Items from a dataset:
** START **

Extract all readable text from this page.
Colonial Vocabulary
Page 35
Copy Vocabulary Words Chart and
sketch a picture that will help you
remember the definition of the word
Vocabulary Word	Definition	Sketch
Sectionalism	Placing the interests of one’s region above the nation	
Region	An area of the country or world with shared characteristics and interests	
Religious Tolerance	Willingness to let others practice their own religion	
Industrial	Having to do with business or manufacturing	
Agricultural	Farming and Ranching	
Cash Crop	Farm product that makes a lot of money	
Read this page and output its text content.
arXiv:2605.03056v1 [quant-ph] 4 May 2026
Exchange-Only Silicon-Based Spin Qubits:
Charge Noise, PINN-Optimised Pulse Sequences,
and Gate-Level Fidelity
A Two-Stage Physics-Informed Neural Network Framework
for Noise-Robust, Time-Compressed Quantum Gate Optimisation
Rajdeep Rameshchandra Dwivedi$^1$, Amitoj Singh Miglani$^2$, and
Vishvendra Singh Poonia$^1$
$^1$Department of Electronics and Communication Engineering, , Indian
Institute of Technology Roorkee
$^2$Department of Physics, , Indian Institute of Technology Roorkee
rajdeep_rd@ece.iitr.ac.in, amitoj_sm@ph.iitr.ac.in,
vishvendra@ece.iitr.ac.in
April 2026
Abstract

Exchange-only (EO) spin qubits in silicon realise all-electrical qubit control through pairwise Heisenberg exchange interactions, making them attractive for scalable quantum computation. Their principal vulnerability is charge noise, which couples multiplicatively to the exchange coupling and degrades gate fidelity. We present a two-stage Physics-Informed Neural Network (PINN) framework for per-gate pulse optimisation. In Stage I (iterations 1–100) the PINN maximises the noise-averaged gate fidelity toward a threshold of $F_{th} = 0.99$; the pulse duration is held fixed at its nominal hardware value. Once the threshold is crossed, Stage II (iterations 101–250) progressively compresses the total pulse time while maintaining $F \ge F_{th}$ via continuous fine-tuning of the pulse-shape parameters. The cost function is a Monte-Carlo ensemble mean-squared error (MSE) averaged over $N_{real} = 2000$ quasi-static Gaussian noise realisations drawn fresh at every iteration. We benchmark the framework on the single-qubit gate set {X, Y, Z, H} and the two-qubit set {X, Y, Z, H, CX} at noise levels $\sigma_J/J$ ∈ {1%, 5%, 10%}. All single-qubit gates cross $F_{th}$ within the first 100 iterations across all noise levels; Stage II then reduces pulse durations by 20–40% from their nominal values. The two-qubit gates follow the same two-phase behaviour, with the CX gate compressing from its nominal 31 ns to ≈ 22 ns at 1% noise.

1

** END **

**Requirements**
Work out how many lines of the listing above include the word "Institute". Reply with nothing but the count.

**Completed exercise**
2